## Instructions to follow
Find and return each line containing "segment".

## Given data
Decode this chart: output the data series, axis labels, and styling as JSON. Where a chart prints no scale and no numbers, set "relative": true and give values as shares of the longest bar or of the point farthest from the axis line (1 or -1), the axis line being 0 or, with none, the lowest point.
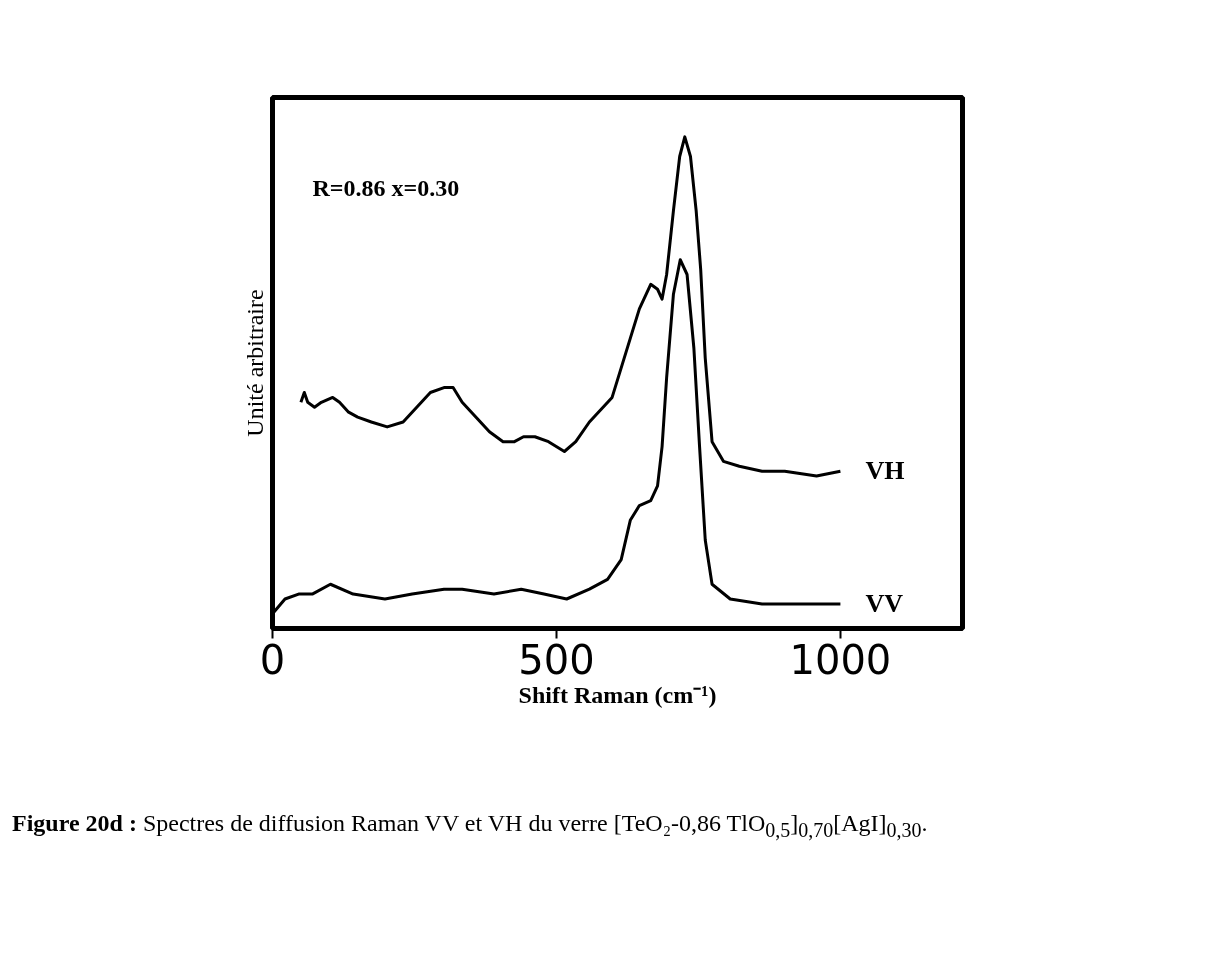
{
  "chart_data": {
    "type": "line",
    "relative": true,
    "xlabel": "Shift Raman (cm⁻¹)",
    "ylabel": "Unité arbitraire",
    "xlim": [
      0,
      1215
    ],
    "xticks": [
      0,
      500,
      1000
    ],
    "legend": false,
    "grid": false,
    "annotations": [
      "R=0.86  x=0.30",
      "Figure 20d : Spectres de diffusion Raman VV et VH du verre [TeO₂-0,86 TlO$_{0,5}$]$_{0,70}$[AgI]$_{0,30}$."
    ],
    "series": [
      {
        "name": "VH",
        "color": "#000000",
        "x": [
          50,
          56,
          62,
          74,
          86,
          106,
          118,
          134,
          150,
          174,
          202,
          230,
          254,
          278,
          302,
          318,
          334,
          358,
          382,
          406,
          426,
          442,
          462,
          486,
          514,
          534,
          558,
          598,
          614,
          630,
          646,
          666,
          678,
          686,
          694,
          706,
          717,
          726,
          736,
          746,
          754,
          762,
          774,
          794,
          822,
          862,
          902,
          958,
          1000
        ],
        "values": [
          0.46,
          0.48,
          0.46,
          0.45,
          0.46,
          0.47,
          0.46,
          0.44,
          0.43,
          0.42,
          0.41,
          0.42,
          0.45,
          0.48,
          0.49,
          0.49,
          0.46,
          0.43,
          0.4,
          0.38,
          0.38,
          0.39,
          0.39,
          0.38,
          0.36,
          0.38,
          0.42,
          0.47,
          0.53,
          0.59,
          0.65,
          0.7,
          0.69,
          0.67,
          0.72,
          0.85,
          0.96,
          1.0,
          0.96,
          0.85,
          0.73,
          0.55,
          0.38,
          0.34,
          0.33,
          0.32,
          0.32,
          0.31,
          0.32
        ]
      },
      {
        "name": "VV",
        "color": "#000000",
        "x": [
          0,
          22,
          46,
          70,
          102,
          142,
          198,
          246,
          302,
          334,
          390,
          438,
          478,
          518,
          558,
          590,
          614,
          630,
          646,
          666,
          678,
          686,
          694,
          706,
          718,
          730,
          742,
          752,
          762,
          774,
          806,
          862,
          942,
          1000
        ],
        "values": [
          0.03,
          0.06,
          0.07,
          0.07,
          0.09,
          0.07,
          0.06,
          0.07,
          0.08,
          0.08,
          0.07,
          0.08,
          0.07,
          0.06,
          0.08,
          0.1,
          0.14,
          0.22,
          0.25,
          0.26,
          0.29,
          0.37,
          0.51,
          0.68,
          0.75,
          0.72,
          0.57,
          0.37,
          0.18,
          0.09,
          0.06,
          0.05,
          0.05,
          0.05
        ]
      }
    ]
  }
}
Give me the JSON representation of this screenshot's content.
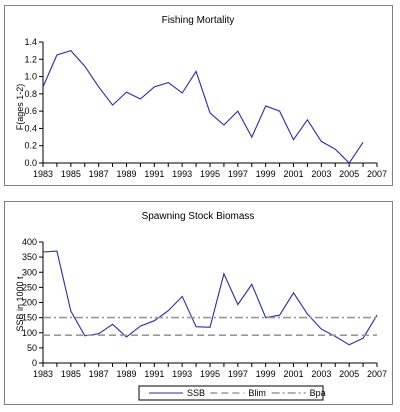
{
  "chart_data": [
    {
      "type": "line",
      "title": "Fishing Mortality",
      "xlabel": "",
      "ylabel": "F(ages 1-2)",
      "xlim": [
        1983,
        2007
      ],
      "ylim": [
        0,
        1.4
      ],
      "x_ticks": [
        "1983",
        "1985",
        "1987",
        "1989",
        "1991",
        "1993",
        "1995",
        "1997",
        "1999",
        "2001",
        "2003",
        "2005",
        "2007"
      ],
      "y_ticks": [
        "0.0",
        "0.2",
        "0.4",
        "0.6",
        "0.8",
        "1.0",
        "1.2",
        "1.4"
      ],
      "grid": false,
      "series": [
        {
          "color": "#2b2bb0",
          "x": [
            1983,
            1984,
            1985,
            1986,
            1987,
            1988,
            1989,
            1990,
            1991,
            1992,
            1993,
            1994,
            1995,
            1996,
            1997,
            1998,
            1999,
            2000,
            2001,
            2002,
            2003,
            2004,
            2005,
            2006
          ],
          "y": [
            0.88,
            1.25,
            1.3,
            1.12,
            0.88,
            0.67,
            0.82,
            0.74,
            0.88,
            0.93,
            0.81,
            1.06,
            0.58,
            0.44,
            0.6,
            0.3,
            0.66,
            0.6,
            0.27,
            0.5,
            0.25,
            0.16,
            0.0,
            0.24
          ]
        }
      ]
    },
    {
      "type": "line",
      "title": "Spawning Stock Biomass",
      "xlabel": "",
      "ylabel": "SSB in 1000 t",
      "xlim": [
        1983,
        2007
      ],
      "ylim": [
        0,
        400
      ],
      "x_ticks": [
        "1983",
        "1985",
        "1987",
        "1989",
        "1991",
        "1993",
        "1995",
        "1997",
        "1999",
        "2001",
        "2003",
        "2005",
        "2007"
      ],
      "y_ticks": [
        "0",
        "50",
        "100",
        "150",
        "200",
        "250",
        "300",
        "350",
        "400"
      ],
      "grid": false,
      "legend_position": "bottom",
      "series": [
        {
          "name": "SSB",
          "color": "#2b2bb0",
          "style": "solid",
          "x": [
            1983,
            1984,
            1985,
            1986,
            1987,
            1988,
            1989,
            1990,
            1991,
            1992,
            1993,
            1994,
            1995,
            1996,
            1997,
            1998,
            1999,
            2000,
            2001,
            2002,
            2003,
            2004,
            2005,
            2006,
            2007
          ],
          "y": [
            367,
            370,
            172,
            90,
            97,
            128,
            86,
            122,
            140,
            173,
            220,
            120,
            118,
            295,
            193,
            260,
            150,
            158,
            232,
            162,
            112,
            88,
            60,
            82,
            158
          ]
        },
        {
          "name": "Blim",
          "color": "#999999",
          "style": "dash",
          "x": [
            1983,
            2007
          ],
          "y": [
            92,
            92
          ]
        },
        {
          "name": "Bpa",
          "color": "#999999",
          "style": "dashdot",
          "x": [
            1983,
            2007
          ],
          "y": [
            150,
            150
          ]
        }
      ]
    }
  ]
}
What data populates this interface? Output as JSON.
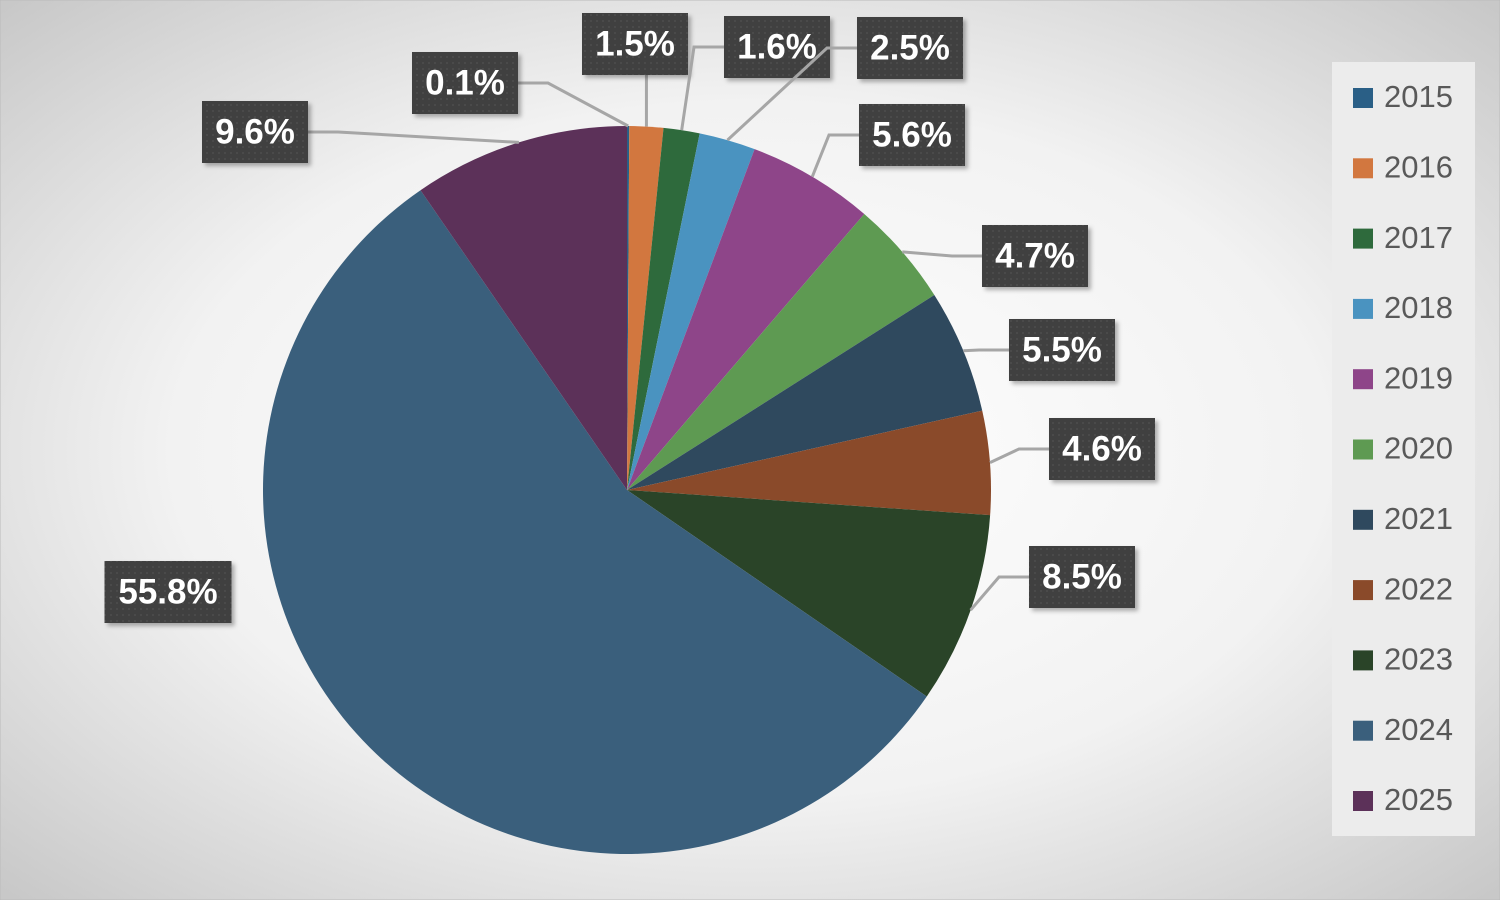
{
  "chart_data": {
    "type": "pie",
    "categories": [
      "2015",
      "2016",
      "2017",
      "2018",
      "2019",
      "2020",
      "2021",
      "2022",
      "2023",
      "2024",
      "2025"
    ],
    "values": [
      0.1,
      1.5,
      1.6,
      2.5,
      5.6,
      4.7,
      5.5,
      4.6,
      8.5,
      55.8,
      9.6
    ],
    "value_labels": [
      "0.1%",
      "1.5%",
      "1.6%",
      "2.5%",
      "5.6%",
      "4.7%",
      "5.5%",
      "4.6%",
      "8.5%",
      "55.8%",
      "9.6%"
    ],
    "colors": [
      "#2a5f86",
      "#d2773f",
      "#2e6a3c",
      "#4a93c0",
      "#8e4589",
      "#5e9a52",
      "#2f495e",
      "#8a4a2a",
      "#2a4428",
      "#3a5f7c",
      "#5c3159"
    ],
    "legend": "right"
  }
}
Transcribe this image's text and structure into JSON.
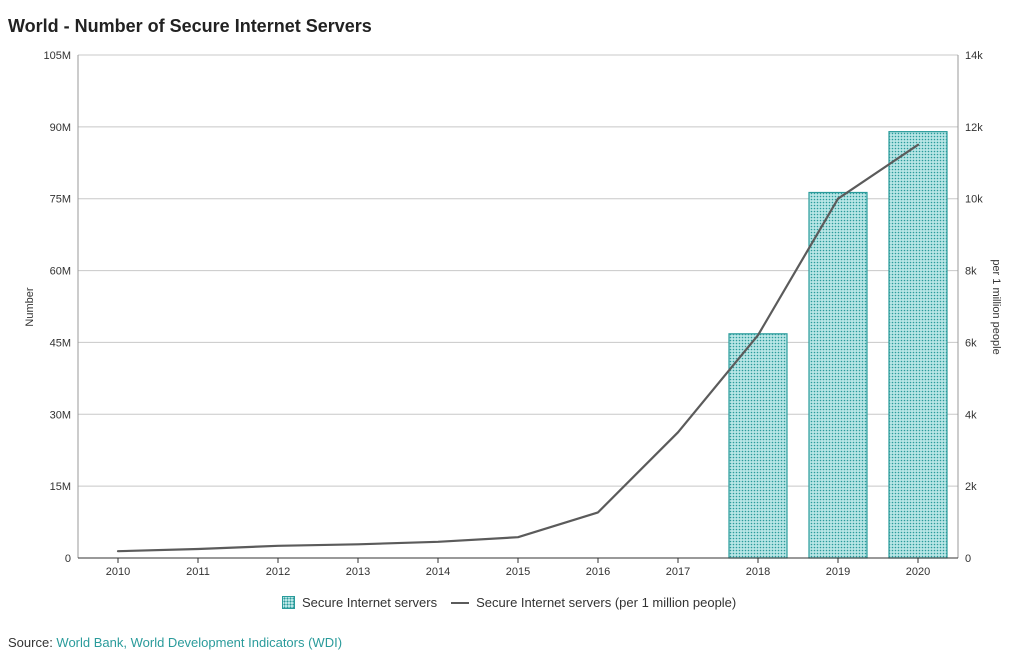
{
  "title": "World - Number of Secure Internet Servers",
  "source": {
    "prefix": "Source: ",
    "link": "World Bank, World Development Indicators (WDI)"
  },
  "colors": {
    "bar_fill": "#b8e6e6",
    "bar_stroke": "#2a9b9b",
    "line": "#5b5b5b",
    "grid": "#c8c8c8",
    "link": "#2a9b9b"
  },
  "chart_data": {
    "type": "bar",
    "categories": [
      "2010",
      "2011",
      "2012",
      "2013",
      "2014",
      "2015",
      "2016",
      "2017",
      "2018",
      "2019",
      "2020"
    ],
    "series": [
      {
        "name": "Secure Internet servers",
        "type": "bar",
        "axis": "left",
        "values": [
          null,
          null,
          null,
          null,
          null,
          null,
          null,
          null,
          46800000,
          76300000,
          89000000
        ]
      },
      {
        "name": "Secure Internet servers (per 1 million people)",
        "type": "line",
        "axis": "right",
        "values": [
          190,
          250,
          340,
          380,
          450,
          580,
          1270,
          3500,
          6200,
          10000,
          11500
        ]
      }
    ],
    "ylabel": "Number",
    "y2label": "per 1 million people",
    "ylim": [
      0,
      105000000
    ],
    "y2lim": [
      0,
      14000
    ],
    "yticks": [
      "0",
      "15M",
      "30M",
      "45M",
      "60M",
      "75M",
      "90M",
      "105M"
    ],
    "y2ticks": [
      "0",
      "2k",
      "4k",
      "6k",
      "8k",
      "10k",
      "12k",
      "14k"
    ],
    "legend_position": "bottom",
    "grid": true
  }
}
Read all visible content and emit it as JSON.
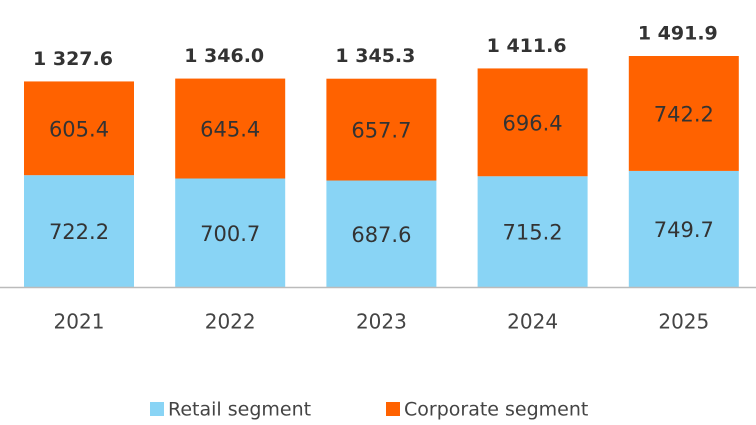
{
  "chart_data": {
    "type": "stacked_bar",
    "categories": [
      "2021",
      "2022",
      "2023",
      "2024",
      "2025"
    ],
    "series": [
      {
        "name": "Retail segment",
        "color": "#89d4f5",
        "values": [
          722.2,
          700.7,
          687.6,
          715.2,
          749.7
        ]
      },
      {
        "name": "Corporate segment",
        "color": "#ff6200",
        "values": [
          605.4,
          645.4,
          657.7,
          696.4,
          742.2
        ]
      }
    ],
    "totals": [
      1327.6,
      1346.0,
      1345.3,
      1411.6,
      1491.9
    ],
    "total_labels": [
      "1 327.6",
      "1 346.0",
      "1 345.3",
      "1 411.6",
      "1 491.9"
    ],
    "legend": "bottom"
  }
}
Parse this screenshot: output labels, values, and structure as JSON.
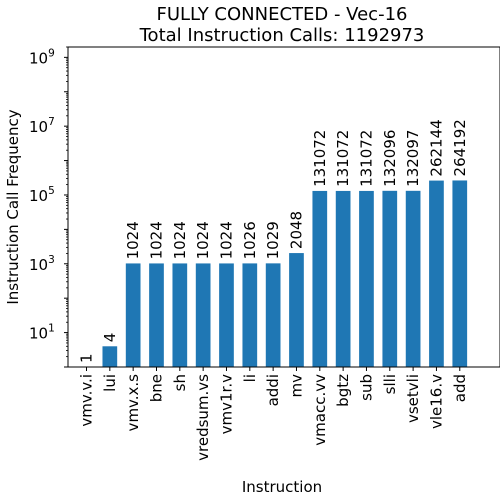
{
  "chart_data": {
    "type": "bar",
    "title": "FULLY CONNECTED - Vec-16",
    "subtitle": "Total Instruction Calls: 1192973",
    "xlabel": "Instruction",
    "ylabel": "Instruction Call Frequency",
    "yscale": "log",
    "ylim": [
      1,
      2000000000
    ],
    "yticks": [
      {
        "value": 10,
        "base": "10",
        "exp": "1"
      },
      {
        "value": 1000,
        "base": "10",
        "exp": "3"
      },
      {
        "value": 100000,
        "base": "10",
        "exp": "5"
      },
      {
        "value": 10000000,
        "base": "10",
        "exp": "7"
      },
      {
        "value": 1000000000,
        "base": "10",
        "exp": "9"
      }
    ],
    "grid": false,
    "bar_color": "#1f77b4",
    "categories": [
      "vmv.v.i",
      "lui",
      "vmv.x.s",
      "bne",
      "sh",
      "vredsum.vs",
      "vmv1r.v",
      "li",
      "addi",
      "mv",
      "vmacc.vv",
      "bgtz",
      "sub",
      "slli",
      "vsetvli",
      "vle16.v",
      "add"
    ],
    "values": [
      1,
      4,
      1024,
      1024,
      1024,
      1024,
      1024,
      1026,
      1029,
      2048,
      131072,
      131072,
      131072,
      132096,
      132097,
      262144,
      264192
    ],
    "data_labels": [
      "1",
      "4",
      "1024",
      "1024",
      "1024",
      "1024",
      "1024",
      "1026",
      "1029",
      "2048",
      "131072",
      "131072",
      "131072",
      "132096",
      "132097",
      "262144",
      "264192"
    ]
  }
}
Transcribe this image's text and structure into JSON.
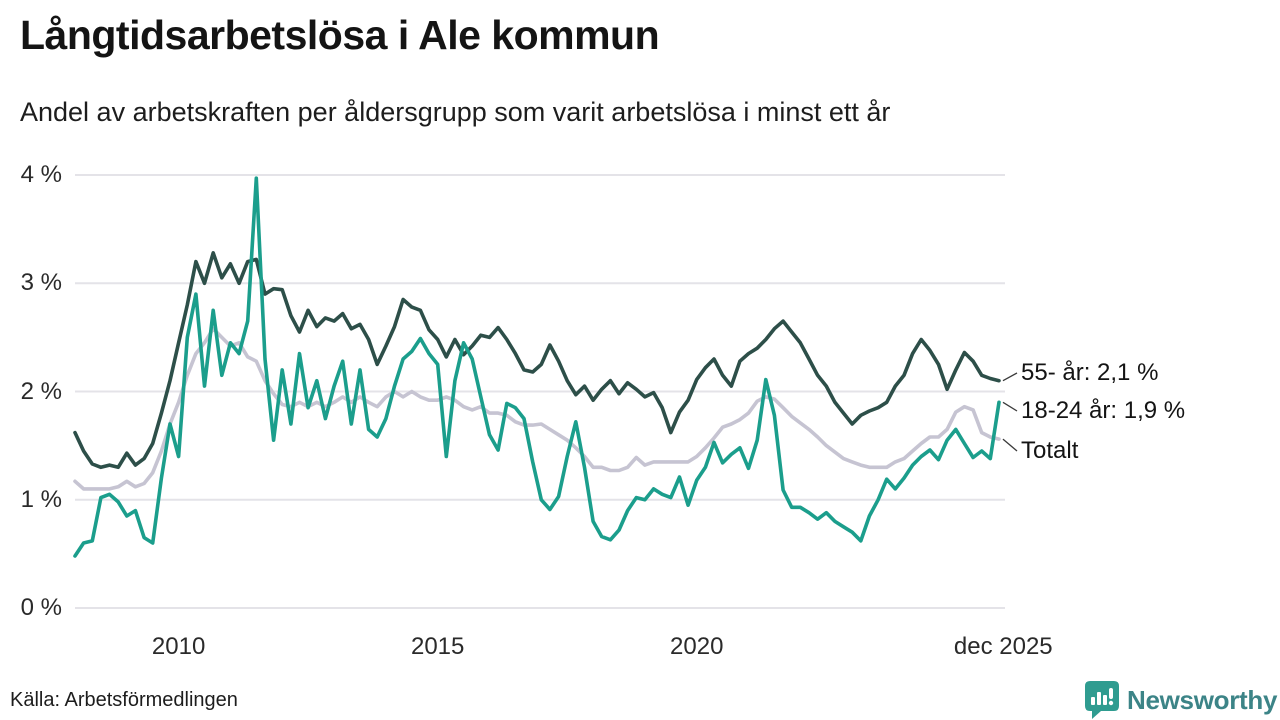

## Response
        "name": "Retail segment",
        "name": "Corporate segment",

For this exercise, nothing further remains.